== EXERCISE REQUIREMENTS ==
Look through the data below. Collect every line where the word "계속적으로" occurs.

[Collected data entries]
'''

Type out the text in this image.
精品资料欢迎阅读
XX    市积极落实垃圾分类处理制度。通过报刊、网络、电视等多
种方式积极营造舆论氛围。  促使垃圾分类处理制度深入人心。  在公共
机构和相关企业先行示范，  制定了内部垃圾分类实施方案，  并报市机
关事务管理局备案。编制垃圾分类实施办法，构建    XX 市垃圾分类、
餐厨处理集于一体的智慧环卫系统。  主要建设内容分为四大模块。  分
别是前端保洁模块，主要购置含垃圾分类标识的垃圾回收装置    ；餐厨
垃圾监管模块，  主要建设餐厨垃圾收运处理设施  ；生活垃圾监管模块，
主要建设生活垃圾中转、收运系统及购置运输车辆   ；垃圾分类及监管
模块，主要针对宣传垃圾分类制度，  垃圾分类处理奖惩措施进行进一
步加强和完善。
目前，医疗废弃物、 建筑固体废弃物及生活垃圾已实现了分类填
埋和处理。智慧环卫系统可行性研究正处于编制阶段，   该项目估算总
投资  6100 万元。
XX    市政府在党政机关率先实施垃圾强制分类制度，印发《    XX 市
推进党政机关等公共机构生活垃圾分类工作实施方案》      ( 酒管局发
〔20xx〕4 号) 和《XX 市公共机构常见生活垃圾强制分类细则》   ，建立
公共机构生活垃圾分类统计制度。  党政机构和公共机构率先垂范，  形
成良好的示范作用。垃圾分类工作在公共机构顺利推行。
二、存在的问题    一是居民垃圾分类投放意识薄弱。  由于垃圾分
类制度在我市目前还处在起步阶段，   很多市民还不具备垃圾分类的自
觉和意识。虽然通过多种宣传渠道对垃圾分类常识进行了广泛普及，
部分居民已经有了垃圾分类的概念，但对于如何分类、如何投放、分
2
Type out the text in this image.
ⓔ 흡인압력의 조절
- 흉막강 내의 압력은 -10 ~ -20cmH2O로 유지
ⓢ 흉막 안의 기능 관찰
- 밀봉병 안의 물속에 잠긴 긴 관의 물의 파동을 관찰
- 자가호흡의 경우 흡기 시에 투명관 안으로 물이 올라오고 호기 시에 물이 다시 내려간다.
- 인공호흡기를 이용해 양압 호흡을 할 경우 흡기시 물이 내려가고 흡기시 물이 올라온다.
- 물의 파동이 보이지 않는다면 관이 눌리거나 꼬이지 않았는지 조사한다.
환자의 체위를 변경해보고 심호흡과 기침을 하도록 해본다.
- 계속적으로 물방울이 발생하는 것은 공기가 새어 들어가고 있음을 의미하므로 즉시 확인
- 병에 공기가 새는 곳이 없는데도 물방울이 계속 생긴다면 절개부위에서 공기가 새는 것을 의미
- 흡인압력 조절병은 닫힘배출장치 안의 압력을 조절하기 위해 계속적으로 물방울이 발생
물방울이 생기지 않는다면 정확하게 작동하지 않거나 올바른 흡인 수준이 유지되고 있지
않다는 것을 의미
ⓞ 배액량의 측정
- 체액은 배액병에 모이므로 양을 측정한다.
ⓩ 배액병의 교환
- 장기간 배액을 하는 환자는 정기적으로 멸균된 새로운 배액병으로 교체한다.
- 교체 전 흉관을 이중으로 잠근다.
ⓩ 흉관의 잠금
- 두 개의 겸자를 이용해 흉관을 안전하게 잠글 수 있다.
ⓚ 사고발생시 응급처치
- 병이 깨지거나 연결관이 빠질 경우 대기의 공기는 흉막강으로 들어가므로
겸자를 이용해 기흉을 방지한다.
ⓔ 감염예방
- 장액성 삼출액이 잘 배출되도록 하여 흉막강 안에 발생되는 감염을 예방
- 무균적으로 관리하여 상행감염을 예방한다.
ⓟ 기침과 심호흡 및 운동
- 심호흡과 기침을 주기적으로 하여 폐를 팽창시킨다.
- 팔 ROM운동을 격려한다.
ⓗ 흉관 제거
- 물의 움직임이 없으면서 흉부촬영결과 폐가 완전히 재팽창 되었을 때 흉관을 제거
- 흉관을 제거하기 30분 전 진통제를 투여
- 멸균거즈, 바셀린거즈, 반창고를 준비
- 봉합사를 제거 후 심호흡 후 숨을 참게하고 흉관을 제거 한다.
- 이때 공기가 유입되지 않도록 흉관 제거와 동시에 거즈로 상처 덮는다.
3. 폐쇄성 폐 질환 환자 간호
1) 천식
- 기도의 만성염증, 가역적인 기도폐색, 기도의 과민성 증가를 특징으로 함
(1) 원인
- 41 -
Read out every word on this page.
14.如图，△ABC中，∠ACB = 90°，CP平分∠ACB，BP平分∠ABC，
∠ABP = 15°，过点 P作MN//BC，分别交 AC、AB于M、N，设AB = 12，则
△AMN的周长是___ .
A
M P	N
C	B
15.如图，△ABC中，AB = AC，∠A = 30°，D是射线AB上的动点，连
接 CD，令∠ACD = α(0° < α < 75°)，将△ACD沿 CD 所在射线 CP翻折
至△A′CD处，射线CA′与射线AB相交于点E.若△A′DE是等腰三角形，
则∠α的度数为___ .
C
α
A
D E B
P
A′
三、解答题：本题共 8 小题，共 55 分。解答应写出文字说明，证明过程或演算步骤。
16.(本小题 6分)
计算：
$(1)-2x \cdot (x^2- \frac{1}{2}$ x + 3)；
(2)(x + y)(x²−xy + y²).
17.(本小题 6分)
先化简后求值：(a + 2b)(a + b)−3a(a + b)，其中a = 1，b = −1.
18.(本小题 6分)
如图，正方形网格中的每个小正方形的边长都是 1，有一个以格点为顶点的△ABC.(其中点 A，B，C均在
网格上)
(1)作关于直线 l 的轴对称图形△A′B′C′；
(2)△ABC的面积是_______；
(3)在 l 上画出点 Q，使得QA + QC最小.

'''

== THE OUTPUT ==
- 계속적으로 물방울이 발생하는 것은 공기가 새어 들어가고 있음을 의미하므로 즉시 확인
- 흡인압력 조절병은 닫힘배출장치 안의 압력을 조절하기 위해 계속적으로 물방울이 발생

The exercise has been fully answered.